(FRAGMENTO DE LA PÁGINA):
■ ■ ■
Zona uno, de Colson Whitehead

Zona unoEl reciente Pulitzer a Colson Whitehead por El ferrocarril subterráneo se ha traducido en la recuperación de dos obras ya publicadas y hasta hace unas semanas fuera de catálogo: su personal guía sobre la Gran Manzana, El coloso de Nueva York, y esta Zona Uno. Una narración de temática zombie traducida en 2012 y reimpresa hace unas semanas por Destino. Como utilizar la etiqueta zombie estigmatiza casi al mismo nivel que decir que tocas el bajo en un grupo de agropop o escribes novelas post-románticas, al realizar las aclaraciones pertinentes sobre Zona uno se suele precisar que a) no parece un libro de muertos vivientes y b) lo importante es la parte literaria del texto. Se entienda lo que se entienda por esto. En ocasiones también se alude a c) lo mortalmente aburrida que resulta y d) la falta de carisma de sus personajes. Así, entrando por la directa.
■ ■ ■
(REGISTROS MOSTRADOS):
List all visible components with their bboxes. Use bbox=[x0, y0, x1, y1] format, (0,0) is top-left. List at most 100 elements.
■ ■ ■
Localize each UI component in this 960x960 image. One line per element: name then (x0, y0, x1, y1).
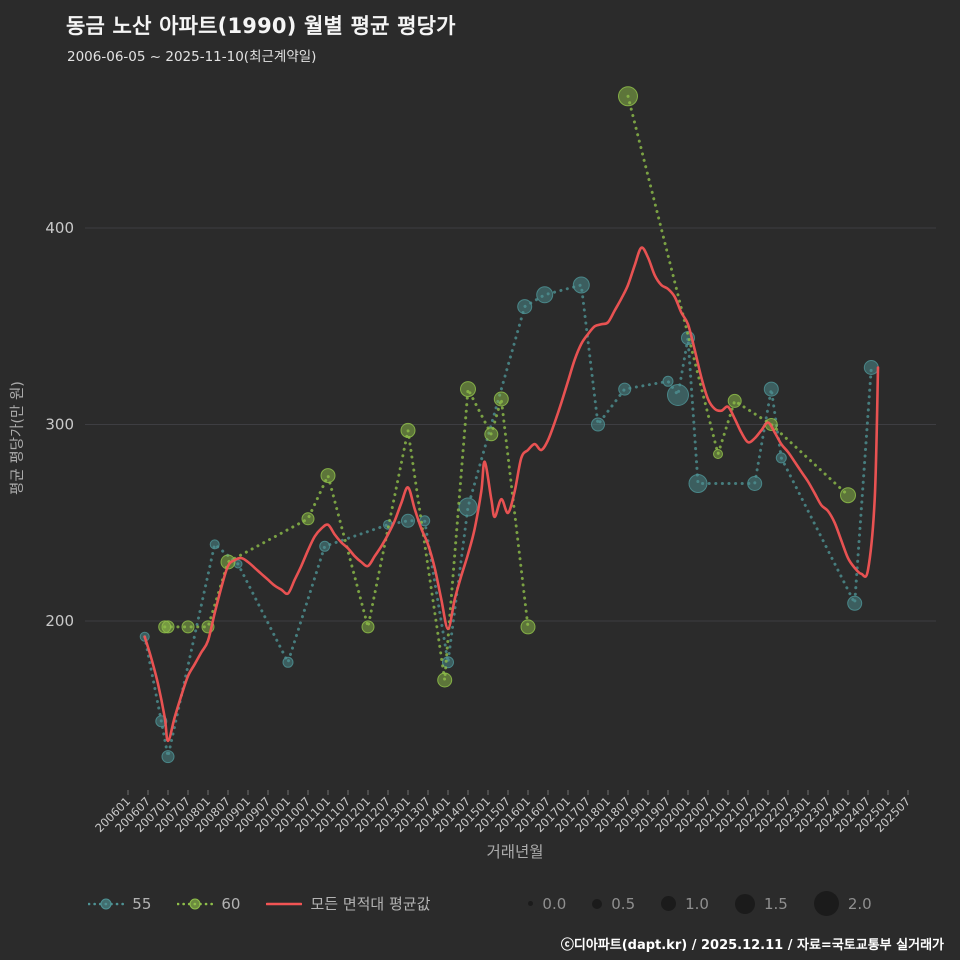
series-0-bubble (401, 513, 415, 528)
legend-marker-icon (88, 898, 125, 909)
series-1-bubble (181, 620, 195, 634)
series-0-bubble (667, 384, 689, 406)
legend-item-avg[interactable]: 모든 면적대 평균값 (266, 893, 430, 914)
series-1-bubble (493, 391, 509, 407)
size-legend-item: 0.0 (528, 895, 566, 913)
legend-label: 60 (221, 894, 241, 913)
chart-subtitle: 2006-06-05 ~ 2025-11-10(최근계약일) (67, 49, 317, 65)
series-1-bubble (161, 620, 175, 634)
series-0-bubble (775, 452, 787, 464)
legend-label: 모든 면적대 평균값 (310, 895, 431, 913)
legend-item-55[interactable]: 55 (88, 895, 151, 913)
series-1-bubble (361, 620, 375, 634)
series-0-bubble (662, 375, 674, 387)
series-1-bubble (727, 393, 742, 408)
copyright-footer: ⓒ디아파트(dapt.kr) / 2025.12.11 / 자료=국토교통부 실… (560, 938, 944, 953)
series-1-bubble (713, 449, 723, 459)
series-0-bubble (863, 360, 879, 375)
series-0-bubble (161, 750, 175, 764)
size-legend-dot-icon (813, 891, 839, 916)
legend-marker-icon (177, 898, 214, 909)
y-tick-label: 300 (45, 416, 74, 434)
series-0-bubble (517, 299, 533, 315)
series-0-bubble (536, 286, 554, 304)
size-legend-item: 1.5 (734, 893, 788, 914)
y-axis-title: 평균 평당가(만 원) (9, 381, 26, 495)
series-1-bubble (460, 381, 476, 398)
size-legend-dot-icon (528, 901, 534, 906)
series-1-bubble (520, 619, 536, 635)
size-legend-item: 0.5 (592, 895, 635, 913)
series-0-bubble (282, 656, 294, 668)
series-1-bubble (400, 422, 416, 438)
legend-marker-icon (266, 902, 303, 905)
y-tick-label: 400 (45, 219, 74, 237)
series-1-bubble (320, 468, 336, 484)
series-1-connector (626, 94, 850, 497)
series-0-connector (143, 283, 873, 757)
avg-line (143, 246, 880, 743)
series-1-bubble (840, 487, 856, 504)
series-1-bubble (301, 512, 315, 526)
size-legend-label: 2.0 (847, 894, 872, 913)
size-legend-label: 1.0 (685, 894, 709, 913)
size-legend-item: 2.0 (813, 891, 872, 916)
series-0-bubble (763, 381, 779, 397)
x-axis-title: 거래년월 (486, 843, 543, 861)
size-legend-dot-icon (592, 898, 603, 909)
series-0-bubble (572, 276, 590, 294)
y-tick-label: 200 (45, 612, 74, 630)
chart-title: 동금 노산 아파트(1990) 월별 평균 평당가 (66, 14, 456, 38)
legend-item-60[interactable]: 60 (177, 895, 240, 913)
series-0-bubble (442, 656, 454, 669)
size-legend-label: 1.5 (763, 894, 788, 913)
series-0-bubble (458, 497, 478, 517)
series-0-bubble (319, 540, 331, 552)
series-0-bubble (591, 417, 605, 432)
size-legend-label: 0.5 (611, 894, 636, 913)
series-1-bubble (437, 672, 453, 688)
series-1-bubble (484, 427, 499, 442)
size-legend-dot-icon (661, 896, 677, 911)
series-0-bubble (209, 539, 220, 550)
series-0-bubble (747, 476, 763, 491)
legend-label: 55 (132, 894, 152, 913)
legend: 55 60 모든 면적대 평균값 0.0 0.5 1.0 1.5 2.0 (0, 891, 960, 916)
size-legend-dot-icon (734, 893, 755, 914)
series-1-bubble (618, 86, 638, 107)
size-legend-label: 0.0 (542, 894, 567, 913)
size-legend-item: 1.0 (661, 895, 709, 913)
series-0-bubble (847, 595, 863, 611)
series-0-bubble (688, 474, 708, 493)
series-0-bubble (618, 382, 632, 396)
■ ■ ■
(ACTIVIDADES):
(a) Enumera todas las obras de Colson Whitehead que se mencionan en la reseña.
(b) Copia el pasaje de la reseña desde «Zona unoEl reciente» hasta «por la directa.» y sustituye «Gran Manzana» por «ciudad de los rascacielos».

(RESPUESTAS):
(a) El ferrocarril subterráneo, El coloso de Nueva York y Zona uno.

(b)
Zona unoEl reciente Pulitzer a Colson Whitehead por El ferrocarril subterráneo se ha traducido en la recuperación de dos obras ya publicadas y hasta hace unas semanas fuera de catálogo: su personal guía sobre la ciudad de los rascacielos, El coloso de Nueva York, y esta Zona Uno. Una narración de temática zombie traducida en 2012 y reimpresa hace unas semanas por Destino. Como utilizar la etiqueta zombie estigmatiza casi al mismo nivel que decir que tocas el bajo en un grupo de agropop o escribes novelas post-románticas, al realizar las aclaraciones pertinentes sobre Zona uno se suele precisar que a) no parece un libro de muertos vivientes y b) lo importante es la parte literaria del texto. Se entienda lo que se entienda por esto. En ocasiones también se alude a c) lo mortalmente aburrida que resulta y d) la falta de carisma de sus personajes. Así, entrando por la directa.